Without the pictures, set down every line of the data exactly.

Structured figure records
——————————

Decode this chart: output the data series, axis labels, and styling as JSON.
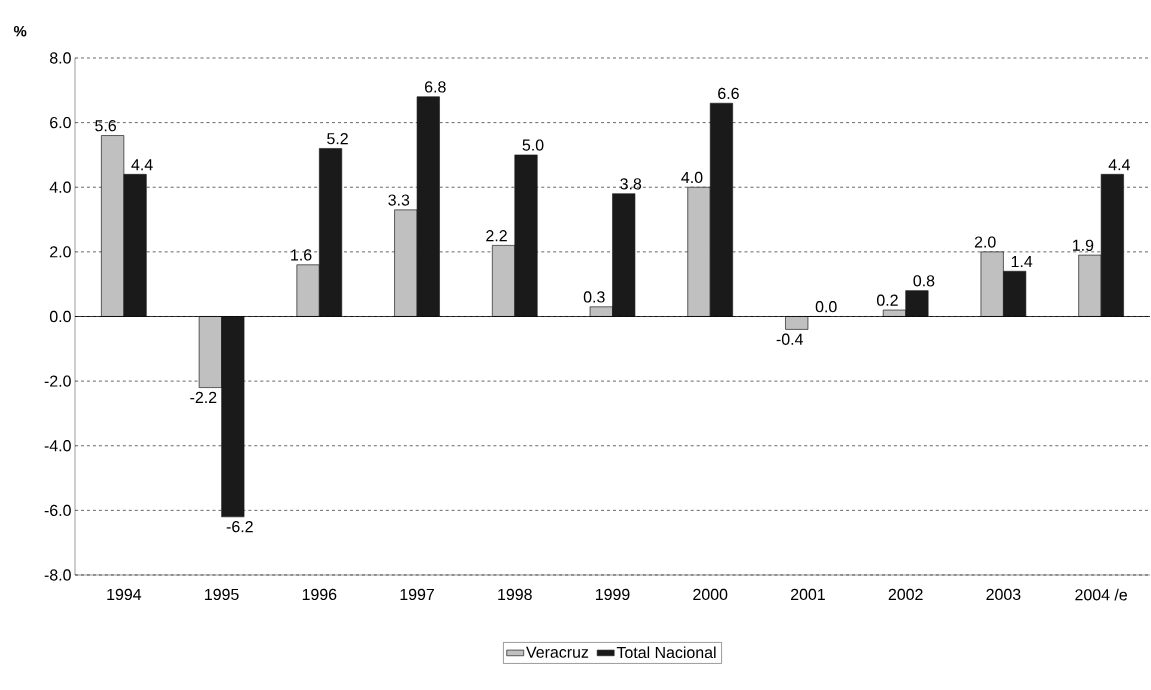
{
  "chart_data": {
    "type": "bar",
    "ylabel": "%",
    "categories": [
      "1994",
      "1995",
      "1996",
      "1997",
      "1998",
      "1999",
      "2000",
      "2001",
      "2002",
      "2003",
      "2004 /e"
    ],
    "series": [
      {
        "name": "Veracruz",
        "color": "#c0c0c0",
        "values": [
          5.6,
          -2.2,
          1.6,
          3.3,
          2.2,
          0.3,
          4.0,
          -0.4,
          0.2,
          2.0,
          1.9
        ],
        "value_labels": [
          "5.6",
          "-2.2",
          "1.6",
          "3.3",
          "2.2",
          "0.3",
          "4.0",
          "-0.4",
          "0.2",
          "2.0",
          "1.9"
        ]
      },
      {
        "name": "Total Nacional",
        "color": "#1a1a1a",
        "values": [
          4.4,
          -6.2,
          5.2,
          6.8,
          5.0,
          3.8,
          6.6,
          0.0,
          0.8,
          1.4,
          4.4
        ],
        "value_labels": [
          "4.4",
          "-6.2",
          "5.2",
          "6.8",
          "5.0",
          "3.8",
          "6.6",
          "0.0",
          "0.8",
          "1.4",
          "4.4"
        ]
      }
    ],
    "ylim": [
      -8,
      8
    ],
    "yticks": [
      {
        "value": -8,
        "label": "-8.0"
      },
      {
        "value": -6,
        "label": "-6.0"
      },
      {
        "value": -4,
        "label": "-4.0"
      },
      {
        "value": -2,
        "label": "-2.0"
      },
      {
        "value": 0,
        "label": "0.0"
      },
      {
        "value": 2,
        "label": "2.0"
      },
      {
        "value": 4,
        "label": "4.0"
      },
      {
        "value": 6,
        "label": "6.0"
      },
      {
        "value": 8,
        "label": "8.0"
      }
    ],
    "grid": "y",
    "legend": "bottom"
  }
}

——————————

*Result for this exercise*
Decode this chart: output the data series, axis labels, and styling as JSON.
{
  "chart_data": {
    "type": "bar",
    "ylabel": "%",
    "categories": [
      "1994",
      "1995",
      "1996",
      "1997",
      "1998",
      "1999",
      "2000",
      "2001",
      "2002",
      "2003",
      "2004 /e"
    ],
    "series": [
      {
        "name": "Veracruz",
        "color": "#c0c0c0",
        "values": [
          5.6,
          -2.2,
          1.6,
          3.3,
          2.2,
          0.3,
          4.0,
          -0.4,
          0.2,
          2.0,
          1.9
        ],
        "value_labels": [
          "5.6",
          "-2.2",
          "1.6",
          "3.3",
          "2.2",
          "0.3",
          "4.0",
          "-0.4",
          "0.2",
          "2.0",
          "1.9"
        ]
      },
      {
        "name": "Total Nacional",
        "color": "#1a1a1a",
        "values": [
          4.4,
          -6.2,
          5.2,
          6.8,
          5.0,
          3.8,
          6.6,
          0.0,
          0.8,
          1.4,
          4.4
        ],
        "value_labels": [
          "4.4",
          "-6.2",
          "5.2",
          "6.8",
          "5.0",
          "3.8",
          "6.6",
          "0.0",
          "0.8",
          "1.4",
          "4.4"
        ]
      }
    ],
    "ylim": [
      -8,
      8
    ],
    "yticks": [
      {
        "value": -8,
        "label": "-8.0"
      },
      {
        "value": -6,
        "label": "-6.0"
      },
      {
        "value": -4,
        "label": "-4.0"
      },
      {
        "value": -2,
        "label": "-2.0"
      },
      {
        "value": 0,
        "label": "0.0"
      },
      {
        "value": 2,
        "label": "2.0"
      },
      {
        "value": 4,
        "label": "4.0"
      },
      {
        "value": 6,
        "label": "6.0"
      },
      {
        "value": 8,
        "label": "8.0"
      }
    ],
    "grid": "y",
    "legend": "bottom"
  }
}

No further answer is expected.